• Saved entries:
.....

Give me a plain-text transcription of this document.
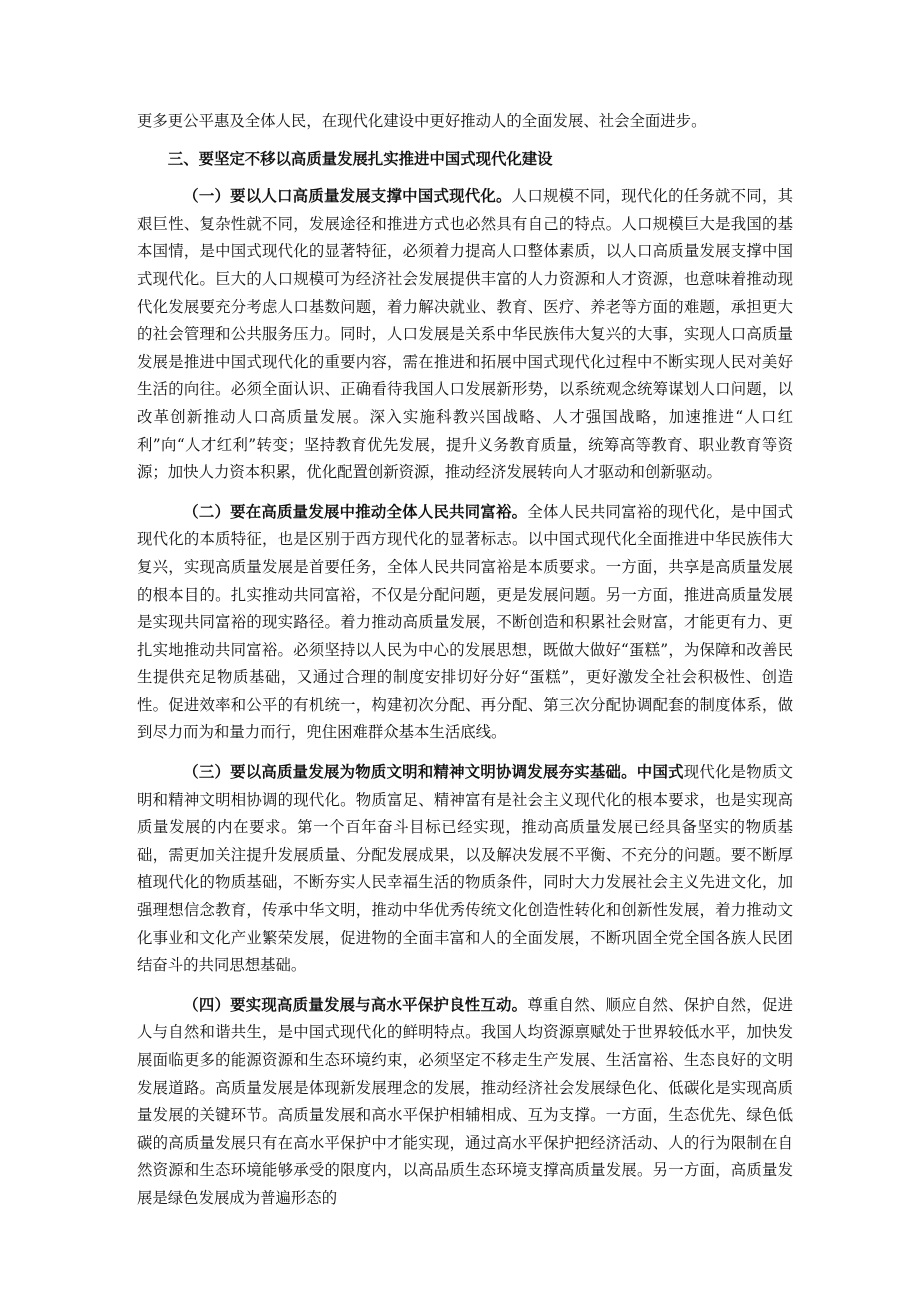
更多更公平惠及全体人民，在现代化建设中更好推动人的全面发展、社会全面进步。

三、要坚定不移以高质量发展扎实推进中国式现代化建设

（一）要以人口高质量发展支撑中国式现代化。人口规模不同，现代化的任务就不同，其艰巨性、复杂性就不同，发展途径和推进方式也必然具有自己的特点。人口规模巨大是我国的基本国情，是中国式现代化的显著特征，必须着力提高人口整体素质，以人口高质量发展支撑中国式现代化。巨大的人口规模可为经济社会发展提供丰富的人力资源和人才资源，也意味着推动现代化发展要充分考虑人口基数问题，着力解决就业、教育、医疗、养老等方面的难题，承担更大的社会管理和公共服务压力。同时，人口发展是关系中华民族伟大复兴的大事，实现人口高质量发展是推进中国式现代化的重要内容，需在推进和拓展中国式现代化过程中不断实现人民对美好生活的向往。必须全面认识、正确看待我国人口发展新形势，以系统观念统筹谋划人口问题，以改革创新推动人口高质量发展。深入实施科教兴国战略、人才强国战略，加速推进“人口红利”向“人才红利”转变；坚持教育优先发展，提升义务教育质量，统筹高等教育、职业教育等资源；加快人力资本积累，优化配置创新资源，推动经济发展转向人才驱动和创新驱动。

（二）要在高质量发展中推动全体人民共同富裕。全体人民共同富裕的现代化，是中国式现代化的本质特征，也是区别于西方现代化的显著标志。以中国式现代化全面推进中华民族伟大复兴，实现高质量发展是首要任务，全体人民共同富裕是本质要求。一方面，共享是高质量发展的根本目的。扎实推动共同富裕，不仅是分配问题，更是发展问题。另一方面，推进高质量发展是实现共同富裕的现实路径。着力推动高质量发展，不断创造和积累社会财富，才能更有力、更扎实地推动共同富裕。必须坚持以人民为中心的发展思想，既做大做好“蛋糕”，为保障和改善民生提供充足物质基础，又通过合理的制度安排切好分好“蛋糕”，更好激发全社会积极性、创造性。促进效率和公平的有机统一，构建初次分配、再分配、第三次分配协调配套的制度体系，做到尽力而为和量力而行，兜住困难群众基本生活底线。

（三）要以高质量发展为物质文明和精神文明协调发展夯实基础。中国式现代化是物质文明和精神文明相协调的现代化。物质富足、精神富有是社会主义现代化的根本要求，也是实现高质量发展的内在要求。第一个百年奋斗目标已经实现，推动高质量发展已经具备坚实的物质基础，需更加关注提升发展质量、分配发展成果，以及解决发展不平衡、不充分的问题。要不断厚植现代化的物质基础，不断夯实人民幸福生活的物质条件，同时大力发展社会主义先进文化，加强理想信念教育，传承中华文明，推动中华优秀传统文化创造性转化和创新性发展，着力推动文化事业和文化产业繁荣发展，促进物的全面丰富和人的全面发展，不断巩固全党全国各族人民团结奋斗的共同思想基础。

（四）要实现高质量发展与高水平保护良性互动。尊重自然、顺应自然、保护自然，促进人与自然和谐共生，是中国式现代化的鲜明特点。我国人均资源禀赋处于世界较低水平，加快发展面临更多的能源资源和生态环境约束，必须坚定不移走生产发展、生活富裕、生态良好的文明发展道路。高质量发展是体现新发展理念的发展，推动经济社会发展绿色化、低碳化是实现高质量发展的关键环节。高质量发展和高水平保护相辅相成、互为支撑。一方面，生态优先、绿色低碳的高质量发展只有在高水平保护中才能实现，通过高水平保护把经济活动、人的行为限制在自然资源和生态环境能够承受的限度内，以高品质生态环境支撑高质量发展。另一方面，高质量发展是绿色发展成为普遍形态的
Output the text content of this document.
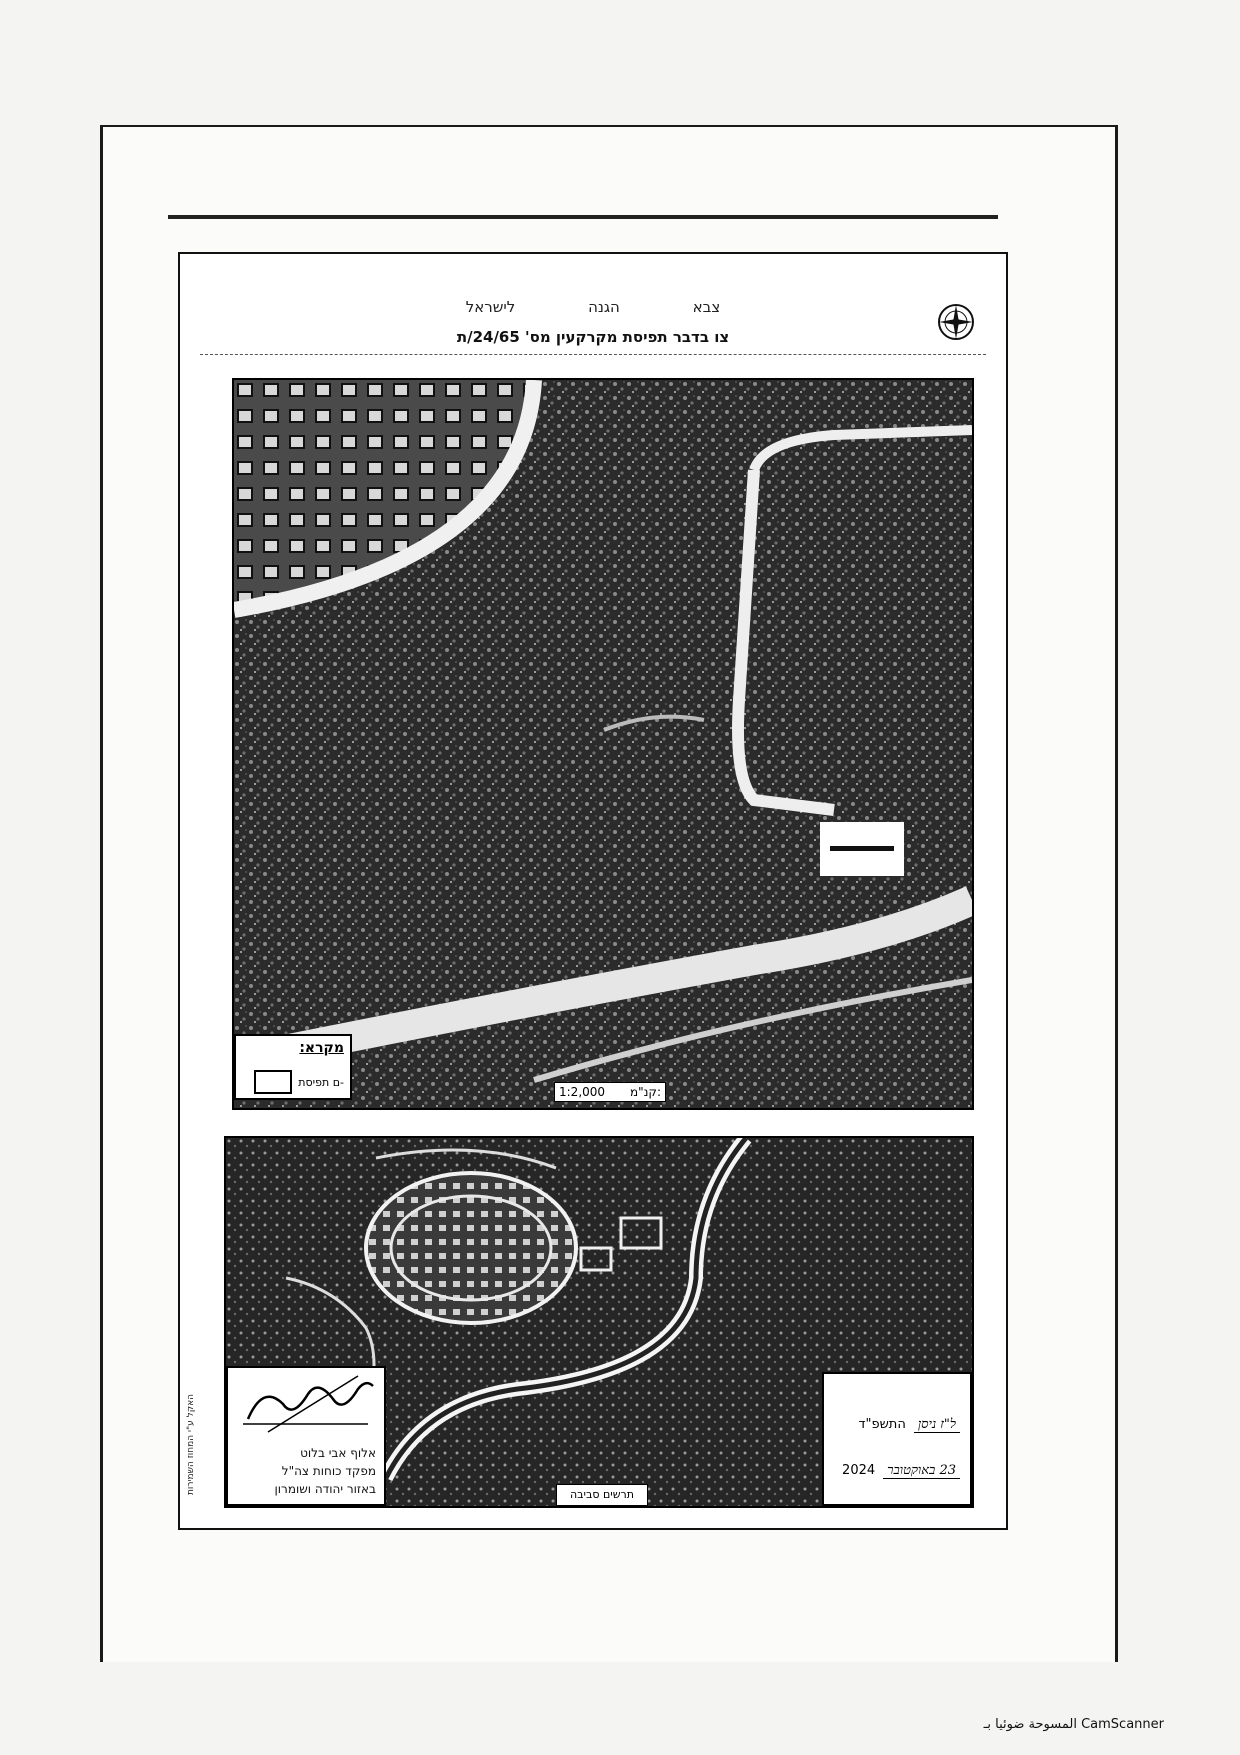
צבא הגנה לישראל
צו בדבר תפיסת מקרקעין מס' 24/65/ת
מקרא:
-ם תפיסת
1:2,000 קנ"מ:
אלוף אבי בלוט
מפקד כוחות צה"ל
באזור יהודה ושומרון	תרשים סביבה
ל"ז ניסן
התשפ"ד
23 באוקטובר
2024
האקל ע"י המחוז השמירות
CamScanner المسوحة ضوئيا بـ
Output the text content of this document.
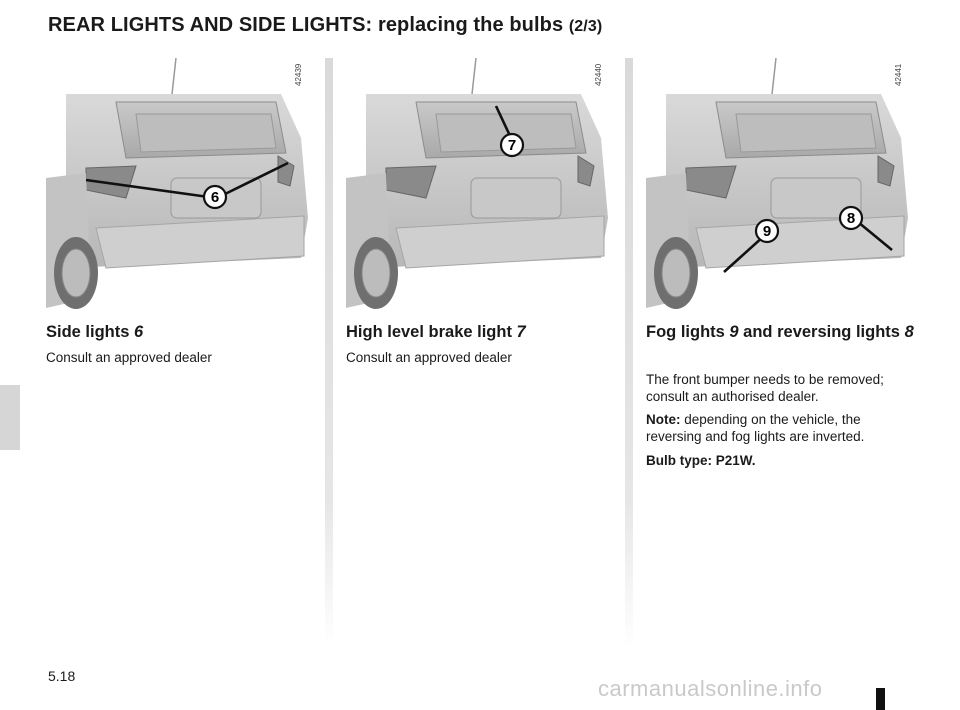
REAR LIGHTS AND SIDE LIGHTS: replacing the bulbs (2/3)
6
42439
Side lights 6
Consult an approved dealer
7
42440
High level brake light 7
Consult an approved dealer
9
8
42441
Fog lights 9 and reversing lights 8
The front bumper needs to be removed; consult an authorised dealer.
Note: depending on the vehicle, the reversing and fog lights are inverted.
Bulb type: P21W.
5.18	carmanualsonline.info
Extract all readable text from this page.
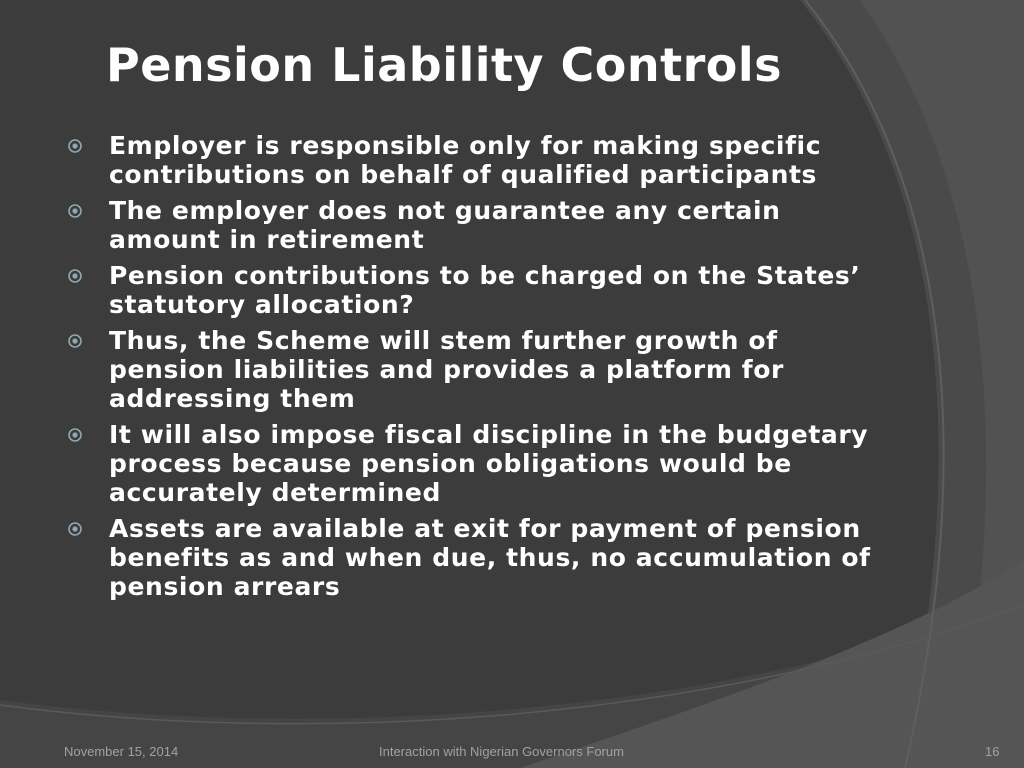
Pension Liability Controls
Employer is responsible only for making specific contributions on behalf of qualified participants
The employer does not guarantee any certain amount in retirement
Pension contributions to be charged on the States’ statutory allocation?
Thus, the Scheme will stem further growth of pension liabilities and provides a platform for addressing them
It will also impose fiscal discipline in the budgetary process because pension obligations would be accurately determined
Assets are available at exit for payment of pension benefits as and when due, thus, no accumulation of pension arrears
November 15, 2014	Interaction with Nigerian Governors Forum	16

.....

• EXERCISE TASK: Return the listing above word for word, with the pictures removed.

• EXERCISE ANSWER:
Give me a plain-text transcription of this document.
更多更公平惠及全体人民，在现代化建设中更好推动人的全面发展、社会全面进步。

三、要坚定不移以高质量发展扎实推进中国式现代化建设

（一）要以人口高质量发展支撑中国式现代化。人口规模不同，现代化的任务就不同，其艰巨性、复杂性就不同，发展途径和推进方式也必然具有自己的特点。人口规模巨大是我国的基本国情，是中国式现代化的显著特征，必须着力提高人口整体素质，以人口高质量发展支撑中国式现代化。巨大的人口规模可为经济社会发展提供丰富的人力资源和人才资源，也意味着推动现代化发展要充分考虑人口基数问题，着力解决就业、教育、医疗、养老等方面的难题，承担更大的社会管理和公共服务压力。同时，人口发展是关系中华民族伟大复兴的大事，实现人口高质量发展是推进中国式现代化的重要内容，需在推进和拓展中国式现代化过程中不断实现人民对美好生活的向往。必须全面认识、正确看待我国人口发展新形势，以系统观念统筹谋划人口问题，以改革创新推动人口高质量发展。深入实施科教兴国战略、人才强国战略，加速推进“人口红利”向“人才红利”转变；坚持教育优先发展，提升义务教育质量，统筹高等教育、职业教育等资源；加快人力资本积累，优化配置创新资源，推动经济发展转向人才驱动和创新驱动。

（二）要在高质量发展中推动全体人民共同富裕。全体人民共同富裕的现代化，是中国式现代化的本质特征，也是区别于西方现代化的显著标志。以中国式现代化全面推进中华民族伟大复兴，实现高质量发展是首要任务，全体人民共同富裕是本质要求。一方面，共享是高质量发展的根本目的。扎实推动共同富裕，不仅是分配问题，更是发展问题。另一方面，推进高质量发展是实现共同富裕的现实路径。着力推动高质量发展，不断创造和积累社会财富，才能更有力、更扎实地推动共同富裕。必须坚持以人民为中心的发展思想，既做大做好“蛋糕”，为保障和改善民生提供充足物质基础，又通过合理的制度安排切好分好“蛋糕”，更好激发全社会积极性、创造性。促进效率和公平的有机统一，构建初次分配、再分配、第三次分配协调配套的制度体系，做到尽力而为和量力而行，兜住困难群众基本生活底线。

（三）要以高质量发展为物质文明和精神文明协调发展夯实基础。中国式现代化是物质文明和精神文明相协调的现代化。物质富足、精神富有是社会主义现代化的根本要求，也是实现高质量发展的内在要求。第一个百年奋斗目标已经实现，推动高质量发展已经具备坚实的物质基础，需更加关注提升发展质量、分配发展成果，以及解决发展不平衡、不充分的问题。要不断厚植现代化的物质基础，不断夯实人民幸福生活的物质条件，同时大力发展社会主义先进文化，加强理想信念教育，传承中华文明，推动中华优秀传统文化创造性转化和创新性发展，着力推动文化事业和文化产业繁荣发展，促进物的全面丰富和人的全面发展，不断巩固全党全国各族人民团结奋斗的共同思想基础。

（四）要实现高质量发展与高水平保护良性互动。尊重自然、顺应自然、保护自然，促进人与自然和谐共生，是中国式现代化的鲜明特点。我国人均资源禀赋处于世界较低水平，加快发展面临更多的能源资源和生态环境约束，必须坚定不移走生产发展、生活富裕、生态良好的文明发展道路。高质量发展是体现新发展理念的发展，推动经济社会发展绿色化、低碳化是实现高质量发展的关键环节。高质量发展和高水平保护相辅相成、互为支撑。一方面，生态优先、绿色低碳的高质量发展只有在高水平保护中才能实现，通过高水平保护把经济活动、人的行为限制在自然资源和生态环境能够承受的限度内，以高品质生态环境支撑高质量发展。另一方面，高质量发展是绿色发展成为普遍形态的
Output the text content of this document.
צבא הגנה לישראל
צו בדבר תפיסת מקרקעין מס' 24/65/ת
מקרא:
-ם תפיסת
1:2,000 קנ"מ:
אלוף אבי בלוט
מפקד כוחות צה"ל
באזור יהודה ושומרון	תרשים סביבה
ל"ז ניסן
התשפ"ד
23 באוקטובר
2024
האקל ע"י המחוז השמירות
CamScanner المسوحة ضوئيا بـ
Output the text content of this document.
REAR LIGHTS AND SIDE LIGHTS: replacing the bulbs (2/3)
6
42439
Side lights 6
Consult an approved dealer
7
42440
High level brake light 7
Consult an approved dealer
9
8
42441
Fog lights 9 and reversing lights 8
The front bumper needs to be removed; consult an authorised dealer.
Note: depending on the vehicle, the reversing and fog lights are inverted.
Bulb type: P21W.
5.18	carmanualsonline.info
Extract all readable text from this page.
Pension Liability Controls
Employer is responsible only for making specific contributions on behalf of qualified participants
The employer does not guarantee any certain amount in retirement
Pension contributions to be charged on the States’ statutory allocation?
Thus, the Scheme will stem further growth of pension liabilities and provides a platform for addressing them
It will also impose fiscal discipline in the budgetary process because pension obligations would be accurately determined
Assets are available at exit for payment of pension benefits as and when due, thus, no accumulation of pension arrears
November 15, 2014	Interaction with Nigerian Governors Forum	16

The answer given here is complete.